# TASK BRIEF
Can you print the hockey API excerpt below in full, word for word?
[START OF EXCERPT TO READ]
The above is some close-to-the-goal action between the goalie and offensive player of opposing teams. Similarly to soccer, the goalie in hockey can touch the puck with more of their body than can the average player, at least when they are right near the goal (which they usually but not always are)

The functions

NHL_records <- function(team_or_id = NULL, specifier = NULL){
## start with the URL that begins every API call
base_url <- "https://records.nhl.com/site/api"
## if the user inputs "franchise," append the base URL with the /franchise modifier to return the full historical dataset of team names
  if(identical(team_or_id, "franchise")){
    base_url <- paste0(base_url, "/franchise")
[END OF EXCERPT TO READ]
[START OF MATERIAL SHOWN]
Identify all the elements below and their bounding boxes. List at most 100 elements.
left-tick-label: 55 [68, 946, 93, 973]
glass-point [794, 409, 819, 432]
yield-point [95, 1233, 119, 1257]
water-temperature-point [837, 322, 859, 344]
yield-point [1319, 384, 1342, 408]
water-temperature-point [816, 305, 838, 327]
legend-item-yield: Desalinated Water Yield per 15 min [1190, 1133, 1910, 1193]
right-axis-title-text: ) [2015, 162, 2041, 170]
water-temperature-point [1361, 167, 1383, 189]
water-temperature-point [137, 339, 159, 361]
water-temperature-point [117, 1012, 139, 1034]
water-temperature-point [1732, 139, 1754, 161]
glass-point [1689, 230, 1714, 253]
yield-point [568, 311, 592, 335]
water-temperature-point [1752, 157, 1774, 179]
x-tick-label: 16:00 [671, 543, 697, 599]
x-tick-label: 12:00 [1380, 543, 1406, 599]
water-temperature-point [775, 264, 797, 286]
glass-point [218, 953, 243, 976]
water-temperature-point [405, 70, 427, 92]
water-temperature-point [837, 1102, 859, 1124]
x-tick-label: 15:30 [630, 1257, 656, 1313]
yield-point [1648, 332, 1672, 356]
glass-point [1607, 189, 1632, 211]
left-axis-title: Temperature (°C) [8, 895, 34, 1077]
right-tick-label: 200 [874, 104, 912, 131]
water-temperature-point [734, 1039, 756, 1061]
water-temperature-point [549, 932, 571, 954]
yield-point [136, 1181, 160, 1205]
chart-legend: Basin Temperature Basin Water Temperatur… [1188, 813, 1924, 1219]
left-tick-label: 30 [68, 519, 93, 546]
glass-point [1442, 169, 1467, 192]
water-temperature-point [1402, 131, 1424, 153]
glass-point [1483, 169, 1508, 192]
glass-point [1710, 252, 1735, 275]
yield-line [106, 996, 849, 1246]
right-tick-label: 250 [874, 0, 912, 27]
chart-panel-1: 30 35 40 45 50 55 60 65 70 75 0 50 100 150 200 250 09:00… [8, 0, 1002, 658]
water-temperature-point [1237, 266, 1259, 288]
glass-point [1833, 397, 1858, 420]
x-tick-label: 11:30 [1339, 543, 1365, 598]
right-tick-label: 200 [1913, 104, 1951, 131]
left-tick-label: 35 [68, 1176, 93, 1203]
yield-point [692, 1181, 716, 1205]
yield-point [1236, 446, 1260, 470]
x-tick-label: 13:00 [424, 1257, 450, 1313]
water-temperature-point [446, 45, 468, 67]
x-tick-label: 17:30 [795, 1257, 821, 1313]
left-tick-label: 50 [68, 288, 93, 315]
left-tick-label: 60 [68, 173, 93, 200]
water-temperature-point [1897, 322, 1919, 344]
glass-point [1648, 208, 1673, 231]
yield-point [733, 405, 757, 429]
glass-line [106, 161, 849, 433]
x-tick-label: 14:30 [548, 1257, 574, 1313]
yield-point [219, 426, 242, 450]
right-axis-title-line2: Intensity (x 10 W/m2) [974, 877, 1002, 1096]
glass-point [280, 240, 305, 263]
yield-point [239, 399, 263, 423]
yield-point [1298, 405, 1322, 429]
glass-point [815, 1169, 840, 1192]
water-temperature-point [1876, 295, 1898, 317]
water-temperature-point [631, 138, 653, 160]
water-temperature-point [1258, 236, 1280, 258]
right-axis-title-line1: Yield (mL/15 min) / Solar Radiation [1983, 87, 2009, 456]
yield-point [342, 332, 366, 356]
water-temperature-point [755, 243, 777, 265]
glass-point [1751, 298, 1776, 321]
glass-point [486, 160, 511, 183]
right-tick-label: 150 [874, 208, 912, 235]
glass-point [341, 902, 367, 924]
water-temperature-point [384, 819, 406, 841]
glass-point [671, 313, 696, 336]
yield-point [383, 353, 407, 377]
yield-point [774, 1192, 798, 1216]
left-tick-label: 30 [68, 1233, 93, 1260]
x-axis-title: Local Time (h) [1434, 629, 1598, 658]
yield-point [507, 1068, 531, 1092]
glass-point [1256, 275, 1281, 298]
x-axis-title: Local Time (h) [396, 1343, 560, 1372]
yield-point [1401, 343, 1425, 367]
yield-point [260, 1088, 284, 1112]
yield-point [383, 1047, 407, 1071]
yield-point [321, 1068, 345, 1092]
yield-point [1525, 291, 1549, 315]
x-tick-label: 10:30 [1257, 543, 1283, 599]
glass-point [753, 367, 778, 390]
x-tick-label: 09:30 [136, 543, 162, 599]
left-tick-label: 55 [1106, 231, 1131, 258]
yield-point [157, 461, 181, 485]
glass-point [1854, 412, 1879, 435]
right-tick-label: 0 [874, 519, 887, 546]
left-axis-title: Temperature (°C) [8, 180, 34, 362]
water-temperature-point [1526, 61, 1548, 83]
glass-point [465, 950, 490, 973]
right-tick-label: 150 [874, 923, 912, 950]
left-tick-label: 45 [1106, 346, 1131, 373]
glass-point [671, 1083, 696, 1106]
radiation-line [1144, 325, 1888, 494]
[END OF MATERIAL SHOWN]
# THE COMPLETED TASK
The above is some close-to-the-goal action between the goalie and offensive player of opposing teams. Similarly to soccer, the goalie in hockey can touch the puck with more of their body than can the average player, at least when they are right near the goal (which they usually but not always are)

The functions

NHL_records <- function(team_or_id = NULL, specifier = NULL){
## start with the URL that begins every API call
base_url <- "https://records.nhl.com/site/api"
## if the user inputs "franchise," append the base URL with the /franchise modifier to return the full historical dataset of team names
  if(identical(team_or_id, "franchise")){
    base_url <- paste0(base_url, "/franchise")